- _Given task_:
From the OSPF analyzer description below, list every neighbor state the tool reconstructs, each paired with the packet evidence that leads to it.

- _Document section_:
........
A browser-based OSPF analyzer for network engineers. Drop a PCAP file — get a structured event timeline, full FSM reconstruction, root cause analysis with causal chains, topology graph, and zero data leaving your machine.
Built in Rust compiled to WebAssembly. No server, no backend, no Node.js.
Live demo: https://ospf-postmortem.casablanque.workers.dev
Wireshark shows you packets. It doesn't tell you why the adjacency failed.
An OSPF MTU mismatch looks like a hung DBD exchange — no error, no log, just two routers retransmitting Database Description packets forever. A Hello interval mismatch looks like silence. A duplicate Router-ID looks like random LSA churn. None of these are obvious from raw packet rows.
This tool reconstructs what actually happened: which router entered which FSM state, when the state machine stalled, what caused it, and what to do about it.
Reconstructs the complete RFC 2328 neighbor state machine from packet evidence:
Hello seen → Init
Neighbor in Hello list → 2-Way
DBD with I-flag → ExStart
DBD without I-flag → Exchange
LSU received → Loading
LSAck received → Full
Every transition is visible in the event timeline. A state machine stuck in ExStart (MTU mismatch) or never reaching 2-Way (Hello mismatch) is immediately obvious.
| Event | Severity | Confidence | Description |
|---|---|---|---|
| Neighbor Up | Info | — | New router-ID seen |
| FSM Transition | Info | — | State machine step |
| DR Election | Info | — | Designated Router elected |
| Adjacency Formed | Info | — | Full state reached via LSAck |
| Neighbor Timeout | Warning | 60–95% | Dead interval exceeded |
| DR Change | Warning | 50–90% | DR changed mid-operation |
| Hello Mismatch | Warning | 97% | Timer mismatch — adjacency never forms |
| LSA Flood | Warning | 55–85% | Topology instability |
| MTU Mismatch | Critical | 70–99% | DBD exchange stalls in ExStart |
| Duplicate Router-ID | Critical | 99% | LSDB corruption across the area |
| Auth Mismatch | Critical | 95% | Packets silently rejected |
Each detector includes a confidence score with reasoning — how many packets confirm the issue, why the confidence is high or low.
........
- _Extracted data_:

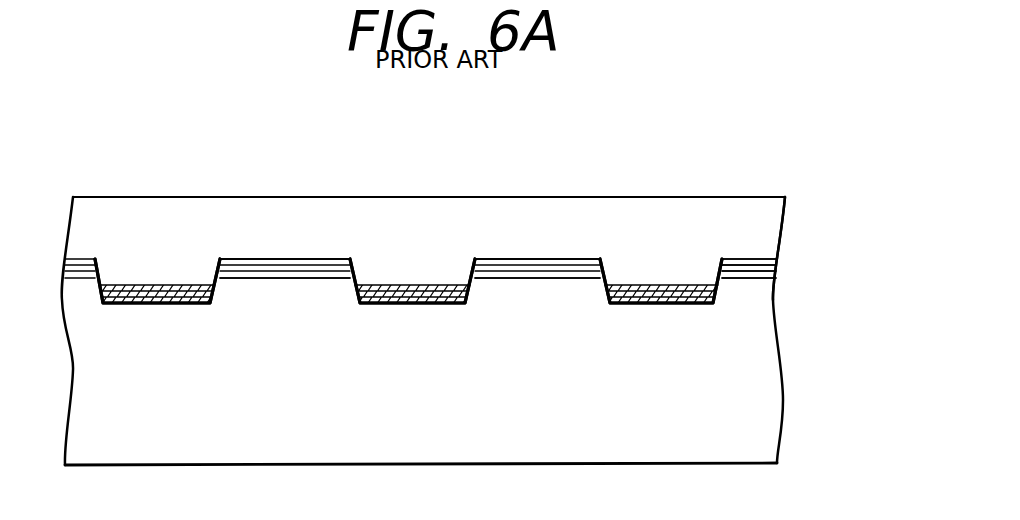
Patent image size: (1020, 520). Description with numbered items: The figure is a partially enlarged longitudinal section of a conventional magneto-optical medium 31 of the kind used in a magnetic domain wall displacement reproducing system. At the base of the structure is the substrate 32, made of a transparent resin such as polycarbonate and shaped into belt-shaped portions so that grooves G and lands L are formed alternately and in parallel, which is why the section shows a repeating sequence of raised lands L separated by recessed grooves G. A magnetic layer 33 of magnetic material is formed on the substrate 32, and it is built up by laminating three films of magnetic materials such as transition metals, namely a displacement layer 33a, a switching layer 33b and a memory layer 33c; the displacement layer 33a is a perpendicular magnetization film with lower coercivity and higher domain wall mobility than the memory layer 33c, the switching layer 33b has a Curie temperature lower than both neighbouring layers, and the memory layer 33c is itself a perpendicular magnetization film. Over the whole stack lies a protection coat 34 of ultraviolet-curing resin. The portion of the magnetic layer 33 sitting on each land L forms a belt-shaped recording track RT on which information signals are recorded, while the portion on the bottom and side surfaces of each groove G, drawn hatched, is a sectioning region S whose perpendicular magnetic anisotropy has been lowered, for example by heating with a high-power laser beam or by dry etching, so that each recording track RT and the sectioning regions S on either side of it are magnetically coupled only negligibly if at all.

The magneto-optical medium 31 is at (750, 150).
The substrate 32 is at (752, 390).
The magnetic layer 33 is at (868, 312).
The displacement layer 33a is at (772, 273).
The switching layer 33b is at (772, 266).
The memory layer 33c is at (772, 259).
The protection coat 34 is at (767, 228).
The groove G is at (168, 270).
The land L is at (250, 292).
The sectioning region S is at (150, 283).
The recording track RT is at (282, 260).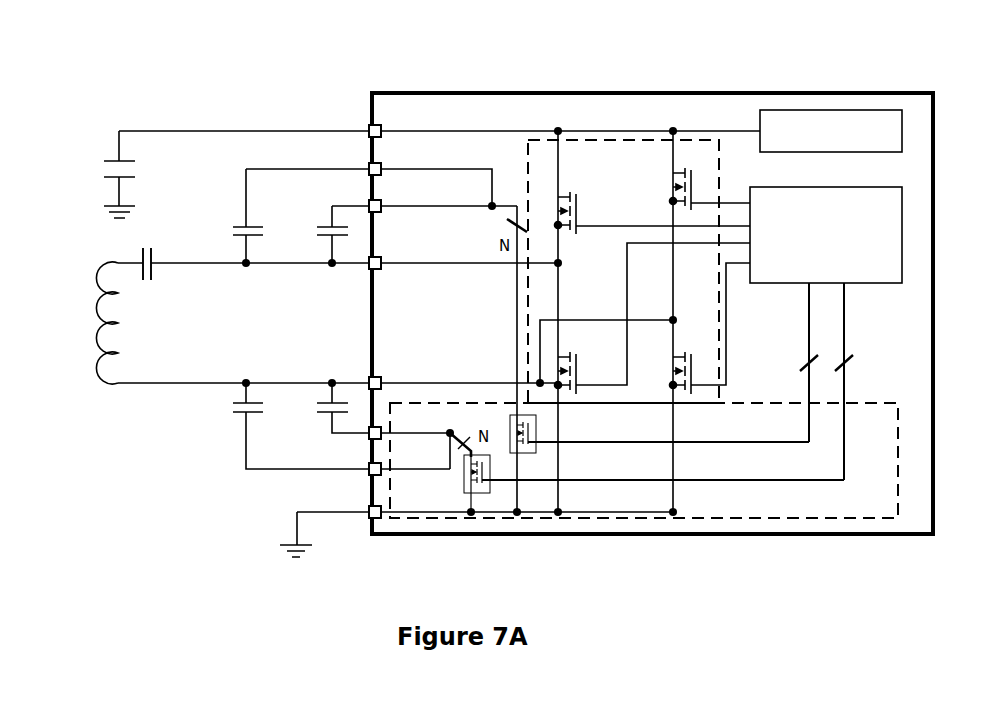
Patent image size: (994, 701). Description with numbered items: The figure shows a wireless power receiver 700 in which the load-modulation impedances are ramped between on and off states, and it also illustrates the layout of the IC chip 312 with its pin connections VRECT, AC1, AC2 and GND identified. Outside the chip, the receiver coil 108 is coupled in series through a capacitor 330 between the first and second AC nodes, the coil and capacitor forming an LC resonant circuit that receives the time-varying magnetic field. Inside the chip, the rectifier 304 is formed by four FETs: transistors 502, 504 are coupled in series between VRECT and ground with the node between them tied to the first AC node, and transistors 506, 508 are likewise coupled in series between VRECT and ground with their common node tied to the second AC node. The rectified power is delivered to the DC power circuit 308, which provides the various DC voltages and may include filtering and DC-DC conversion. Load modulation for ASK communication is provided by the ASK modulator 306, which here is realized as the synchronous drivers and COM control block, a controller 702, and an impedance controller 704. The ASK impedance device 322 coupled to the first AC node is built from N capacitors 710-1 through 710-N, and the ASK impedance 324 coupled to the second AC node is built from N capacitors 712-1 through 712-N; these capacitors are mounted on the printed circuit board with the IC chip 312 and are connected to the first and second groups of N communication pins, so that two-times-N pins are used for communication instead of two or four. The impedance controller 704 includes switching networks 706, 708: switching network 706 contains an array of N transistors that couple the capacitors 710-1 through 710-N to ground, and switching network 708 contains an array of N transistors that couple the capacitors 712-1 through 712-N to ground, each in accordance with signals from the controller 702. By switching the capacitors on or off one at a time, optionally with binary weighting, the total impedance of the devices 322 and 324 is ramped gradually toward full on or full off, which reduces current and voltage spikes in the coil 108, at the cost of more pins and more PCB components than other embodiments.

The receiver 700 is at (162, 102).
The DC power circuit 308 is at (810, 120).
The capacitor 330 is at (140, 245).
The capacitor 710-N is at (233, 234).
The capacitor 710-1 is at (320, 222).
The ASK impedance device 322 is at (292, 241).
The capacitor 712-1 is at (310, 398).
The capacitor 712-N is at (233, 404).
The ASK impedance 324 is at (296, 416).
The receiver coil 108 is at (100, 355).
The IC chip 312 is at (613, 313).
The transistor 502 is at (580, 208).
The transistor 504 is at (584, 368).
The transistor 506 is at (698, 195).
The transistor 508 is at (673, 377).
The rectifier 304 is at (623, 271).
The ASK modulator 306 is at (820, 333).
The controller 702 is at (783, 265).
The impedance controller 704 is at (644, 474).
The switching network 706 is at (513, 415).
The switching network 708 is at (488, 490).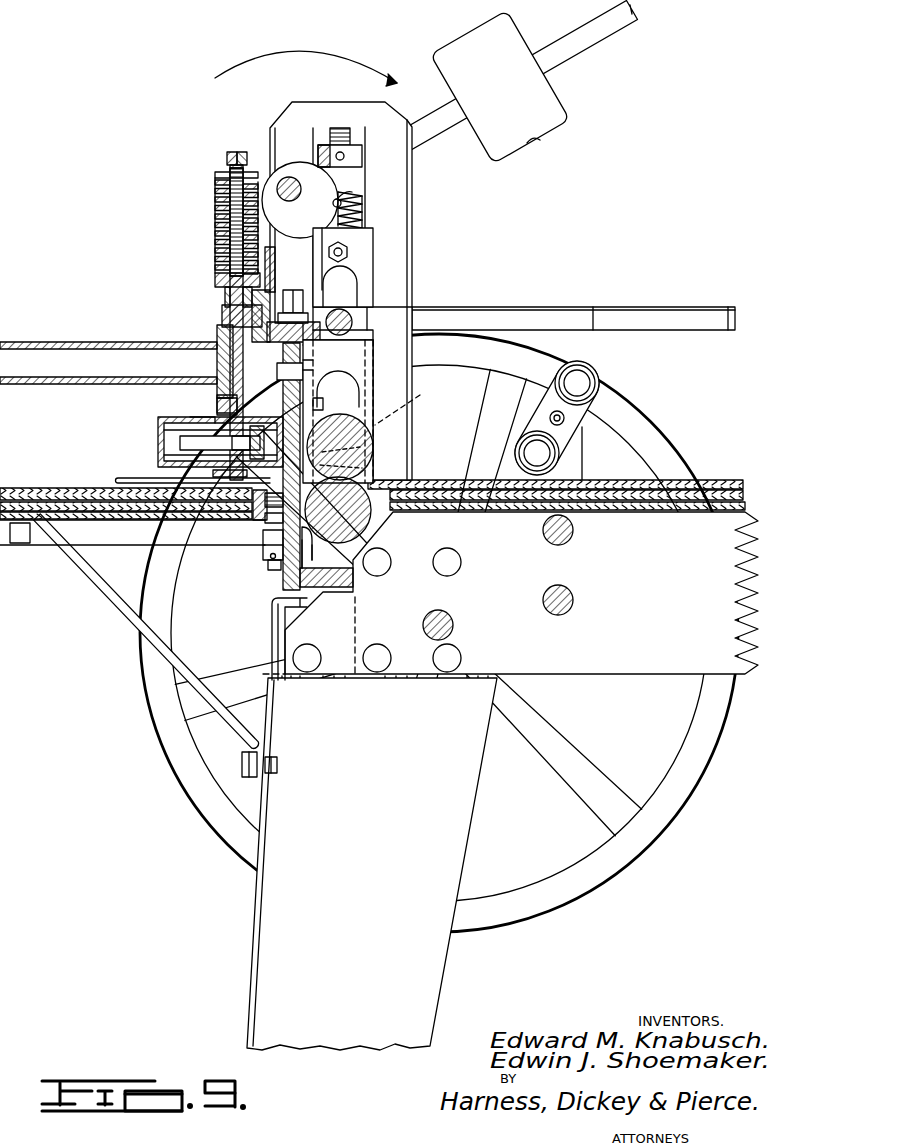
........
- _Right answer_:
- Init: Hello seen
- 2-Way: Neighbor in Hello list
- ExStart: DBD with I-flag
- Exchange: DBD without I-flag
- Loading: LSU received
- Full: LSAck received